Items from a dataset
====

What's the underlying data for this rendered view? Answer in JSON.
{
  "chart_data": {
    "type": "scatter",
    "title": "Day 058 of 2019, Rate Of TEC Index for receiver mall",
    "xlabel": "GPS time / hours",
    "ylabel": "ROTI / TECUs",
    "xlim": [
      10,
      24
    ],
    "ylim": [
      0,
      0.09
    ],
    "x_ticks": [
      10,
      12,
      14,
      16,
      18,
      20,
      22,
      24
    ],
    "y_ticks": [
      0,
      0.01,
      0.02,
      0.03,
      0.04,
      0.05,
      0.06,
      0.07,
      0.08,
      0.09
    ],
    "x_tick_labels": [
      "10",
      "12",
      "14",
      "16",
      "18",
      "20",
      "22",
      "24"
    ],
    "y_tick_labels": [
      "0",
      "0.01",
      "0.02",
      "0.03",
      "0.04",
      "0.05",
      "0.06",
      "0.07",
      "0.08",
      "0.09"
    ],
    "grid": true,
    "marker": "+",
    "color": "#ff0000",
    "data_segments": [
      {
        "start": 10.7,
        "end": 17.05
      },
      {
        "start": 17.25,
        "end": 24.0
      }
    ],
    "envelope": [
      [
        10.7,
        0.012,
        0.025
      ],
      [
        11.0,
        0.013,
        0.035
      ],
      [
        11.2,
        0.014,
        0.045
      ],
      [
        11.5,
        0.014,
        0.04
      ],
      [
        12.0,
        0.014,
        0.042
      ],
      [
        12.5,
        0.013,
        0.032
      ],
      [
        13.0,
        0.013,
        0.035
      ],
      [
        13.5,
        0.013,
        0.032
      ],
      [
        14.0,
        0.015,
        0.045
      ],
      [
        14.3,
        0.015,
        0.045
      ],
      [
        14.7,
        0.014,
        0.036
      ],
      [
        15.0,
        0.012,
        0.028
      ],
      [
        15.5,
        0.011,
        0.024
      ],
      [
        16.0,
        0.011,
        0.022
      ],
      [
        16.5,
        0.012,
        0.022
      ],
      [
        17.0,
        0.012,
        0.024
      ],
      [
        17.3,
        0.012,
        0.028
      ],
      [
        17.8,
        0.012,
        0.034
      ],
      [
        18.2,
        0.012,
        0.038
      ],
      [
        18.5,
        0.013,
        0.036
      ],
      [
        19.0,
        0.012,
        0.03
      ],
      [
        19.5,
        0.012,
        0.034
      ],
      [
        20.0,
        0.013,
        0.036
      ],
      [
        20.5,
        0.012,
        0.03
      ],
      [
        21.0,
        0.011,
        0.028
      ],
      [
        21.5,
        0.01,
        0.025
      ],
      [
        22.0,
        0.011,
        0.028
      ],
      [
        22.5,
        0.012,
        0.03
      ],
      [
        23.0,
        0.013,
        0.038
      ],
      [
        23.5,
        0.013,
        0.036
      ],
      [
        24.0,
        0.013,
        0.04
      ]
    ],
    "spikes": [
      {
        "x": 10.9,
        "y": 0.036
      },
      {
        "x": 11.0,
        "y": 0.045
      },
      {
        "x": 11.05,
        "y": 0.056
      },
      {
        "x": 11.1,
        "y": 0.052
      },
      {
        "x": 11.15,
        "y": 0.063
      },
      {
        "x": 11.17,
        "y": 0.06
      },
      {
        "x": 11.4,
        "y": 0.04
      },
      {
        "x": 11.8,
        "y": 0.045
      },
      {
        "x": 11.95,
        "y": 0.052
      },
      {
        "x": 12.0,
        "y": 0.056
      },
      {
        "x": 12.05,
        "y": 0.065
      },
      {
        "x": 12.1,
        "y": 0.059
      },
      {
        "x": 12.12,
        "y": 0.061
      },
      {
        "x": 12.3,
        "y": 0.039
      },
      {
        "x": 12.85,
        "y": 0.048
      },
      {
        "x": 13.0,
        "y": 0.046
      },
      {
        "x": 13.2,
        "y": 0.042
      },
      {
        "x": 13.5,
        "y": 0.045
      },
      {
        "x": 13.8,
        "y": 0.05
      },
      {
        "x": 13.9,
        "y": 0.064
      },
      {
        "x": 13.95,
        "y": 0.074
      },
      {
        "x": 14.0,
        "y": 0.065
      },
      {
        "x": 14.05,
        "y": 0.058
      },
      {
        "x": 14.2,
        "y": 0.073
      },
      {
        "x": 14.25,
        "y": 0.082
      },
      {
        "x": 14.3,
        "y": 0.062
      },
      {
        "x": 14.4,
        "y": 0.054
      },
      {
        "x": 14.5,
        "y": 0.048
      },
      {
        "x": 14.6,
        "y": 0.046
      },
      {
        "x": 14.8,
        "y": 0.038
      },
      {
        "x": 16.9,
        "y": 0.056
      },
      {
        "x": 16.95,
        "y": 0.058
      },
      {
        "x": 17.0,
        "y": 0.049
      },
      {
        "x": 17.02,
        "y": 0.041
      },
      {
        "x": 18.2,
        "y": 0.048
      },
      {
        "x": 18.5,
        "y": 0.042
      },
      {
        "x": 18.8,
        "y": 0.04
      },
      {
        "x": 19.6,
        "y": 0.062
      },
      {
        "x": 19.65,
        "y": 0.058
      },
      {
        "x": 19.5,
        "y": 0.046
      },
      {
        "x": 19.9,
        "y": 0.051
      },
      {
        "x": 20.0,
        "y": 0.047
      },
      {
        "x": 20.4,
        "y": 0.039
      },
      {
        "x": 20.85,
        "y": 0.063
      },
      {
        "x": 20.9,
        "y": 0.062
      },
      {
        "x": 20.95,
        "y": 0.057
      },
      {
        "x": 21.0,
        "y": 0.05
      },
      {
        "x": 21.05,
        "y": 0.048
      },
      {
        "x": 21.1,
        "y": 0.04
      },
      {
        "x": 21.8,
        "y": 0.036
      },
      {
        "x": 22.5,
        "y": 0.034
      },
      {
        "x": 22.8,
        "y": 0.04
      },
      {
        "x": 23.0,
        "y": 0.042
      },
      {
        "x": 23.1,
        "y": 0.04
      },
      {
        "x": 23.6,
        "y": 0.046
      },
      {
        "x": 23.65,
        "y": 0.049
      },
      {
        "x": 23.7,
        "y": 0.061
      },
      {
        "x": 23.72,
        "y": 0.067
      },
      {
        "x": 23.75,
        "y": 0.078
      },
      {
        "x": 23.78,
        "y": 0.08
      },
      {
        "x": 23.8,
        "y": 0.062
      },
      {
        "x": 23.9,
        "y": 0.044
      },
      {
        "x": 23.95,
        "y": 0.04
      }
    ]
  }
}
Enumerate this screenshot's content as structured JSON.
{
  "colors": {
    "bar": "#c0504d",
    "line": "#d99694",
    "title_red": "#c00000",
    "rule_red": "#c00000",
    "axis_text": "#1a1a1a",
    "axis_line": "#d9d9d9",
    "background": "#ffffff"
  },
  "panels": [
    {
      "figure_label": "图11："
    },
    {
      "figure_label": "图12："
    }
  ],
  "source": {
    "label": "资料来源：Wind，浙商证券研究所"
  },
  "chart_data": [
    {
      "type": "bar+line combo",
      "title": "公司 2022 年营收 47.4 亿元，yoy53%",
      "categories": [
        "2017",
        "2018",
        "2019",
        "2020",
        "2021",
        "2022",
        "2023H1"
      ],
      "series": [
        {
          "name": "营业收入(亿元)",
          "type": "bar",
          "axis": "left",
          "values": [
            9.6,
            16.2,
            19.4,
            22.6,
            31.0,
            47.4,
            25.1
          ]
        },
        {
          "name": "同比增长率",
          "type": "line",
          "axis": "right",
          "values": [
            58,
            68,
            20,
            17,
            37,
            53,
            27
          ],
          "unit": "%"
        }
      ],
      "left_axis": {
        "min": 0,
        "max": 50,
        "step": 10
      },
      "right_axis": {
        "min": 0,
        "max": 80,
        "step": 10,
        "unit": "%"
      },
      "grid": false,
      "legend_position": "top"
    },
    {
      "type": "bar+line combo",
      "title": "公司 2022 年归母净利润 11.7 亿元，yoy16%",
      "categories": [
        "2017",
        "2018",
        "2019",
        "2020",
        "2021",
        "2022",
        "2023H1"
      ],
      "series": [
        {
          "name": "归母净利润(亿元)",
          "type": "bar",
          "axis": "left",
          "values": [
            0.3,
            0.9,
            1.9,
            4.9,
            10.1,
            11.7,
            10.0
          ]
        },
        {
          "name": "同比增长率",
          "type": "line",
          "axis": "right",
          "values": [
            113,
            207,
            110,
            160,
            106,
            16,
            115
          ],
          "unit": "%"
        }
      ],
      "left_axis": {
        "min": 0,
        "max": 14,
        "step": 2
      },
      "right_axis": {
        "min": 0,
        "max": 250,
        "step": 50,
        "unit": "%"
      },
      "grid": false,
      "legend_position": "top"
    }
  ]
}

====

**PROBLEM TO WORK ON**
Give the number of lines in the entries that hold the word "JSON", and nothing else.

**OUTPUT FOR THIS TASK**
2